◆ Task
What lines of the data hold the string "screenshot"? Pull each one out.

:::

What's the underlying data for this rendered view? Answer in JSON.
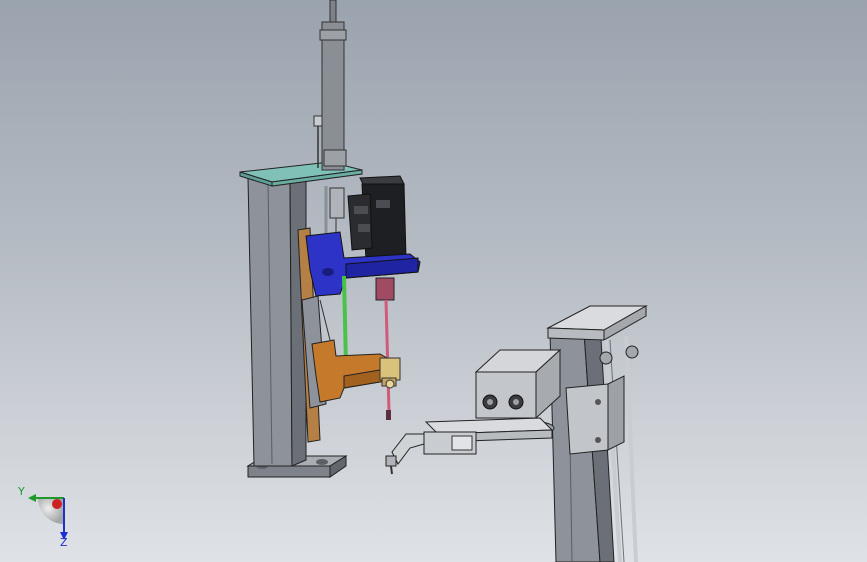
{
  "viewport": {
    "background_top": "#9aa3ae",
    "background_bottom": "#dfe2e6"
  },
  "model": {
    "colors": {
      "frame_gray": "#8d929b",
      "frame_dark": "#5f646c",
      "cyan_plate": "#7fc1b6",
      "blue_bracket": "#2e33c8",
      "orange_block": "#c57a2b",
      "green_rod": "#49c24a",
      "pink_rod": "#d05a7a",
      "black_motor": "#1e1f22",
      "light_part": "#d9dbde"
    }
  },
  "triad": {
    "y_label": "Y",
    "z_label": "Z",
    "y_color": "#1f9a2a",
    "z_color": "#1e2fd0",
    "origin_color": "#cc2222"
  }
}
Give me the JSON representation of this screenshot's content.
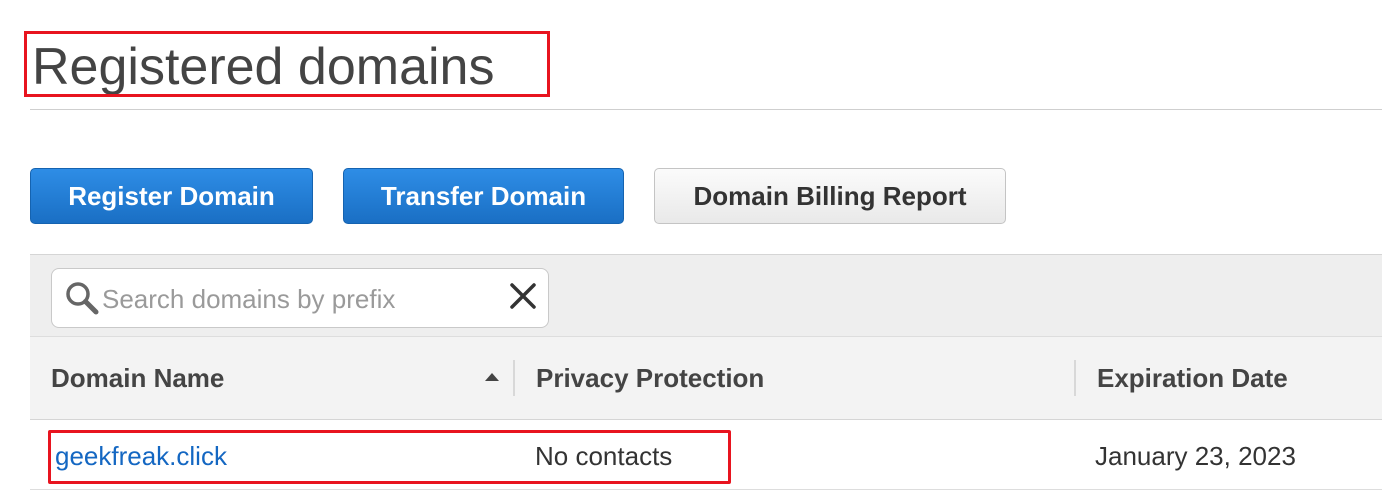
{
  "page": {
    "title": "Registered domains"
  },
  "toolbar": {
    "register_label": "Register Domain",
    "transfer_label": "Transfer Domain",
    "billing_label": "Domain Billing Report"
  },
  "search": {
    "placeholder": "Search domains by prefix",
    "value": ""
  },
  "table": {
    "columns": [
      "Domain Name",
      "Privacy Protection",
      "Expiration Date"
    ],
    "sort": {
      "column": "Domain Name",
      "direction": "ascending"
    },
    "rows": [
      {
        "domain": "geekfreak.click",
        "privacy": "No contacts",
        "expiration": "January 23, 2023"
      }
    ]
  },
  "colors": {
    "primary_button": "#1a6fc4",
    "link": "#1467c2",
    "highlight_box": "#e8141f"
  },
  "icons": {
    "search": "search-icon",
    "clear": "close-icon",
    "sort": "sort-ascending-icon"
  }
}
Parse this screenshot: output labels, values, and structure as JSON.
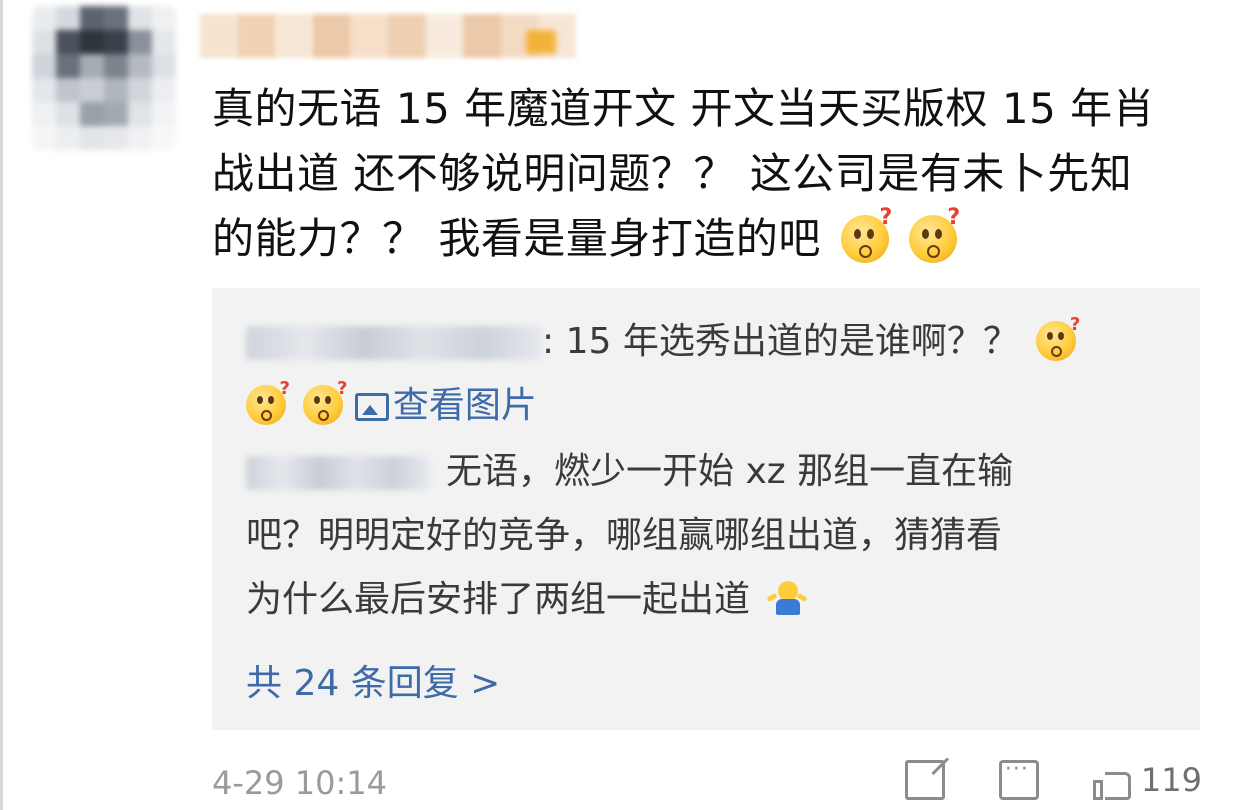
{
  "comment": {
    "text_lines": [
      "真的无语 15 年魔道开文 开文当天买版权 15 年肖",
      "战出道 还不够说明问题？？ 这公司是有未卜先知",
      "的能力？？ 我看是量身打造的吧"
    ],
    "emojis": [
      "thinking-question-emoji",
      "thinking-question-emoji"
    ]
  },
  "replies": [
    {
      "text": ": 15 年选秀出道的是谁啊？？",
      "view_image_label": "查看图片",
      "emojis": [
        "thinking-question-emoji",
        "thinking-question-emoji",
        "thinking-question-emoji"
      ]
    },
    {
      "text_lines": [
        "无语，燃少一开始 xz 那组一直在输",
        "吧？明明定好的竞争，哪组赢哪组出道，猜猜看",
        "为什么最后安排了两组一起出道"
      ],
      "emoji": "shrug-emoji"
    }
  ],
  "more_replies_label": "共 24 条回复 >",
  "footer": {
    "timestamp": "4-29 10:14",
    "like_count": "119"
  },
  "colors": {
    "link": "#3e6aa8",
    "reply_bg": "#f2f2f2",
    "text": "#111111",
    "muted": "#9a9a9a"
  }
}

:::

◆ Response below
Give me the JSON representation of this screenshot's content.
Parse this screenshot: output labels, values, and structure as JSON.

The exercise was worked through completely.